Copy out the records verbatim, beginning at the line that contains "page-subtitle: Soothing booster" and ending after the line that contains "ingredient-label: Dipotassiumm Glycyrrhizate".
── Records
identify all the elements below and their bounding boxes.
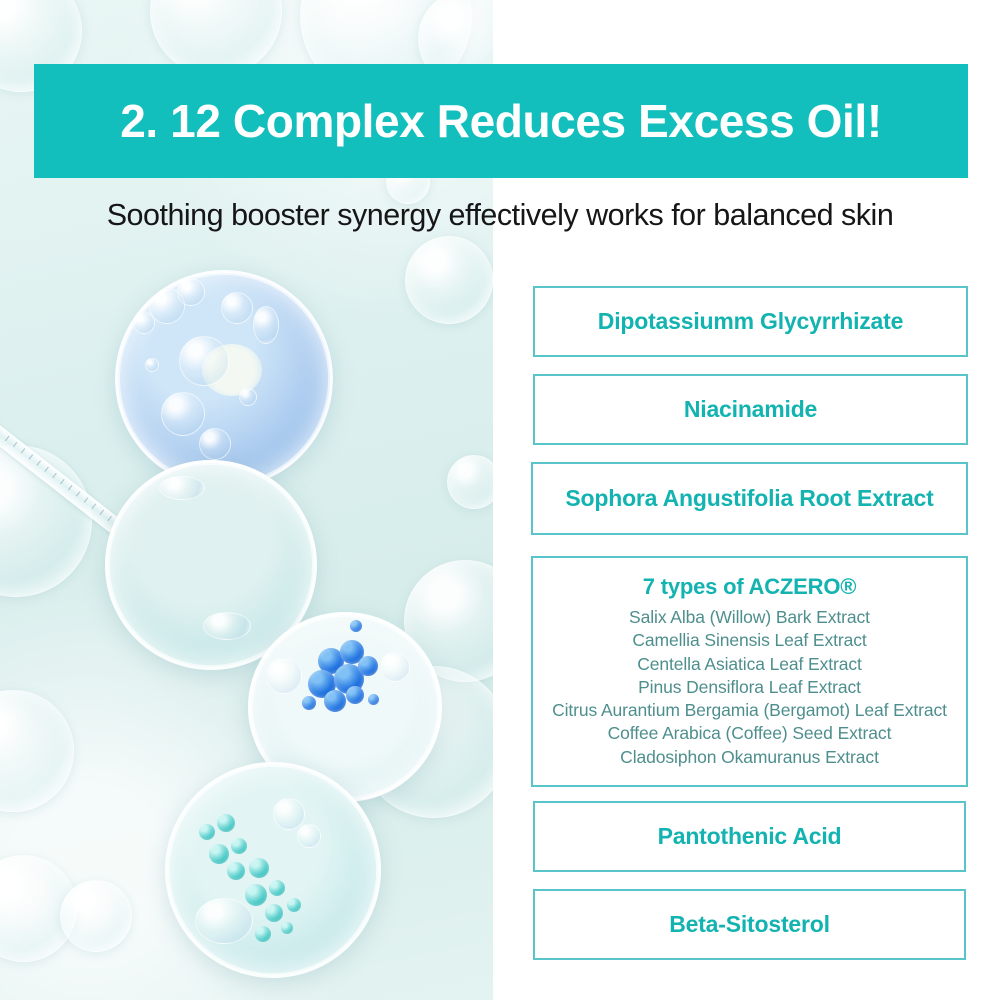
page-subtitle: Soothing booster synergy effectively wor… [0, 198, 1000, 233]
ingredient-label: Beta-Sitosterol [669, 911, 830, 938]
list-item: Pinus Densiflora Leaf Extract [552, 676, 947, 699]
list-item: Salix Alba (Willow) Bark Extract [552, 606, 947, 629]
background-bubble [0, 690, 74, 812]
page-title: 2. 12 Complex Reduces Excess Oil! [120, 98, 882, 144]
list-item: Citrus Aurantium Bergamia (Bergamot) Lea… [552, 699, 947, 722]
list-item: Camellia Sinensis Leaf Extract [552, 629, 947, 652]
ingredient-box-3: Sophora Angustifolia Root Extract [531, 462, 968, 535]
ingredient-label: Dipotassiumm Glycyrrhizate [598, 308, 903, 335]
list-item: Cladosiphon Okamuranus Extract [552, 746, 947, 769]
ingredient-box-1: Dipotassiumm Glycyrrhizate [533, 286, 968, 357]
ingredient-box-6: Beta-Sitosterol [533, 889, 966, 960]
list-item: Centella Asiatica Leaf Extract [552, 653, 947, 676]
ingredient-box-5: Pantothenic Acid [533, 801, 966, 872]
background-bubble [447, 455, 493, 509]
section-header-banner: 2. 12 Complex Reduces Excess Oil! [34, 64, 968, 178]
ingredient-label: Sophora Angustifolia Root Extract [565, 485, 933, 512]
ingredient-label: Niacinamide [684, 396, 817, 423]
background-bubble [60, 880, 132, 952]
aczero-title: 7 types of ACZERO® [643, 574, 857, 600]
petri-dish-blue-gel [115, 270, 333, 488]
ingredient-box-2: Niacinamide [533, 374, 968, 445]
petri-dish-cyan-molecule [165, 762, 381, 978]
ingredient-label: Pantothenic Acid [658, 823, 842, 850]
list-item: Coffee Arabica (Coffee) Seed Extract [552, 722, 947, 745]
ingredient-box-aczero: 7 types of ACZERO® Salix Alba (Willow) B… [531, 556, 968, 787]
infographic-page: 2. 12 Complex Reduces Excess Oil! Soothi… [0, 0, 1000, 1000]
aczero-ingredient-list: Salix Alba (Willow) Bark Extract Camelli… [552, 606, 947, 769]
background-bubble [405, 236, 493, 324]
────
» Worked answer
page-subtitle: Soothing booster synergy effectively wor… [0, 198, 1000, 233]
ingredient-label: Beta-Sitosterol [669, 911, 830, 938]
list-item: Pinus Densiflora Leaf Extract [552, 676, 947, 699]
list-item: Salix Alba (Willow) Bark Extract [552, 606, 947, 629]
background-bubble [0, 690, 74, 812]
page-title: 2. 12 Complex Reduces Excess Oil! [120, 98, 882, 144]
list-item: Citrus Aurantium Bergamia (Bergamot) Lea… [552, 699, 947, 722]
list-item: Camellia Sinensis Leaf Extract [552, 629, 947, 652]
ingredient-box-3: Sophora Angustifolia Root Extract [531, 462, 968, 535]
ingredient-label: Dipotassiumm Glycyrrhizate [598, 308, 903, 335]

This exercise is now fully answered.